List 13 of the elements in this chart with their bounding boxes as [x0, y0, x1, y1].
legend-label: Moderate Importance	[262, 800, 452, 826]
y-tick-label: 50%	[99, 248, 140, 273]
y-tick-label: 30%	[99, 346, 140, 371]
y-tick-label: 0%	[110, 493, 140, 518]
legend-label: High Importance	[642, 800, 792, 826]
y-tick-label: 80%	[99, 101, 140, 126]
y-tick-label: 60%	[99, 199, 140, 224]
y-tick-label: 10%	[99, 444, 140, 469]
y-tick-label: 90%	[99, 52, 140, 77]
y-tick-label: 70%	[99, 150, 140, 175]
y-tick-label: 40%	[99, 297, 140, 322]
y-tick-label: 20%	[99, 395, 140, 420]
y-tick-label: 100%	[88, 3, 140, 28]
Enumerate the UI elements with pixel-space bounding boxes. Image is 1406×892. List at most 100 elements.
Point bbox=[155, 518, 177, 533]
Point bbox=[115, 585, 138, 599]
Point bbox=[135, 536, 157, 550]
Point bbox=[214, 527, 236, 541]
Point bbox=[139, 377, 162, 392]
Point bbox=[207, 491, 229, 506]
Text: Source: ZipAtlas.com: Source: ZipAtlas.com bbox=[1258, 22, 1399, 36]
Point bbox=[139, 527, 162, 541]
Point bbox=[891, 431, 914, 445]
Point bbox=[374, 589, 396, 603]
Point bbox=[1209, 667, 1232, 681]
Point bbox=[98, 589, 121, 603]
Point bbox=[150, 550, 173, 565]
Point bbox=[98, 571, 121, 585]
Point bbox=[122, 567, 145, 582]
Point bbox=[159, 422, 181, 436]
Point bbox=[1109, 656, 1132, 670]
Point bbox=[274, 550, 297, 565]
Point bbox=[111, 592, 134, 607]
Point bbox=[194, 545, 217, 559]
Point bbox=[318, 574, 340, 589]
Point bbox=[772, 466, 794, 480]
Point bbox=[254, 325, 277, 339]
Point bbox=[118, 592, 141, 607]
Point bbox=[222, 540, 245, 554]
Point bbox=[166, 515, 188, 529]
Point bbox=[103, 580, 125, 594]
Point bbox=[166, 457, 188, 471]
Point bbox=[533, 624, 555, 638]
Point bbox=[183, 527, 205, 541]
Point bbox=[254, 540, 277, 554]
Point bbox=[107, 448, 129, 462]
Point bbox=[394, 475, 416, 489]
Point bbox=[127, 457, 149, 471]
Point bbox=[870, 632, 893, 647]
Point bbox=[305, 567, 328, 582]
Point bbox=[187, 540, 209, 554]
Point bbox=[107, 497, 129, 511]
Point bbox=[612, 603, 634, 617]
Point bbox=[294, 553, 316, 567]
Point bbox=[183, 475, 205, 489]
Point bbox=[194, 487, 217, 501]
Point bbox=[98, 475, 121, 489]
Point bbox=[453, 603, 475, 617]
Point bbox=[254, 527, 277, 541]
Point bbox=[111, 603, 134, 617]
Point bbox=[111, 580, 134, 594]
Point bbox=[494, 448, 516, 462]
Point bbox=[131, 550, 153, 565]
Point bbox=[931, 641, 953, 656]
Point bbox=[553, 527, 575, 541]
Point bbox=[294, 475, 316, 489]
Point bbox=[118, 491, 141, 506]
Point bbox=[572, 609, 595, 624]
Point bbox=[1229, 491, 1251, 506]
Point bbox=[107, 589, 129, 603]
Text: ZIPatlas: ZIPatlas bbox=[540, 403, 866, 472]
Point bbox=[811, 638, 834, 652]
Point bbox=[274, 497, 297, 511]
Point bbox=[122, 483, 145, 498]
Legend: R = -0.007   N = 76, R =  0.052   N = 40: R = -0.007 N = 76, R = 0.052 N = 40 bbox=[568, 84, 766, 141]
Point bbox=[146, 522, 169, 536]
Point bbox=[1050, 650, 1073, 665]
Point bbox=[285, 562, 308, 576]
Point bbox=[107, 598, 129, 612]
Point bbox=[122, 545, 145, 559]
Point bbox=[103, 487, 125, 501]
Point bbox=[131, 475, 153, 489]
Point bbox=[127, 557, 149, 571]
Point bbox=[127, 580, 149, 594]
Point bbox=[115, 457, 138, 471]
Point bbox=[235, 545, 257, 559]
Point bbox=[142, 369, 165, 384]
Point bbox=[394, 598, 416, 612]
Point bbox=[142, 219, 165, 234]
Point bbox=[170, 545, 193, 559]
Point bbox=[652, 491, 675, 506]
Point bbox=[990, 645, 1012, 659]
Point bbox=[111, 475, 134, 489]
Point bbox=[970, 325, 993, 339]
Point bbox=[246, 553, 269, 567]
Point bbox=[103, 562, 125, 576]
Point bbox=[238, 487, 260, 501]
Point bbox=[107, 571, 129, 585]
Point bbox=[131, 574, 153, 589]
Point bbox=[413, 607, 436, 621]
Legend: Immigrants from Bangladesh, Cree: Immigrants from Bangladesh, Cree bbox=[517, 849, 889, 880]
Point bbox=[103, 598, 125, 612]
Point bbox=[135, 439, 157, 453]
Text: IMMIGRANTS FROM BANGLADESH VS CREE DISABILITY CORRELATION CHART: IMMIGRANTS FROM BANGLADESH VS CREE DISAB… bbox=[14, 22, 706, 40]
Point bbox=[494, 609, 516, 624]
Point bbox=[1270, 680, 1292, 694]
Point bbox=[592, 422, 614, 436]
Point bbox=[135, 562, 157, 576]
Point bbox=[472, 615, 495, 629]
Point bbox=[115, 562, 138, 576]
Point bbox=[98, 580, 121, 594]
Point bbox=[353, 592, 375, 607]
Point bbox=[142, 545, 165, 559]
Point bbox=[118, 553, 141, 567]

• [Objective]
Put the records, starting at their first line and ending at the line that contains "Point bbox=[274, 550, 297, 565]", into a Markdown table with the columns "No." and "Entry". Omit any blank lines.

• [Finished exercise]
| No. | Entry |
|---|---|
| 1 | List 13 of the elements in this chart with their bounding boxes as [x0, y0, x1, y1]. |
| 2 | legend-label: Moderate Importance	[262, 800, 452, 826] |
| 3 | y-tick-label: 50%	[99, 248, 140, 273] |
| 4 | y-tick-label: 30%	[99, 346, 140, 371] |
| 5 | y-tick-label: 0%	[110, 493, 140, 518] |
| 6 | legend-label: High Importance	[642, 800, 792, 826] |
| 7 | y-tick-label: 80%	[99, 101, 140, 126] |
| 8 | y-tick-label: 60%	[99, 199, 140, 224] |
| 9 | y-tick-label: 10%	[99, 444, 140, 469] |
| 10 | y-tick-label: 90%	[99, 52, 140, 77] |
| 11 | y-tick-label: 70%	[99, 150, 140, 175] |
| 12 | y-tick-label: 40%	[99, 297, 140, 322] |
| 13 | y-tick-label: 20%	[99, 395, 140, 420] |
| 14 | y-tick-label: 100%	[88, 3, 140, 28] |
| 15 | Enumerate the UI elements with pixel-space bounding boxes. Image is 1406×892. List at most 100 elements. |
| 16 | Point bbox=[155, 518, 177, 533] |
| 17 | Point bbox=[115, 585, 138, 599] |
| 18 | Point bbox=[135, 536, 157, 550] |
| 19 | Point bbox=[214, 527, 236, 541] |
| 20 | Point bbox=[139, 377, 162, 392] |
| 21 | Point bbox=[207, 491, 229, 506] |
| 22 | Text: Source: ZipAtlas.com: Source: ZipAtlas.com bbox=[1258, 22, 1399, 36] |
| 23 | Point bbox=[139, 527, 162, 541] |
| 24 | Point bbox=[891, 431, 914, 445] |
| 25 | Point bbox=[374, 589, 396, 603] |
| 26 | Point bbox=[1209, 667, 1232, 681] |
| 27 | Point bbox=[98, 589, 121, 603] |
| 28 | Point bbox=[150, 550, 173, 565] |
| 29 | Point bbox=[98, 571, 121, 585] |
| 30 | Point bbox=[122, 567, 145, 582] |
| 31 | Point bbox=[159, 422, 181, 436] |
| 32 | Point bbox=[1109, 656, 1132, 670] |
| 33 | Point bbox=[274, 550, 297, 565] |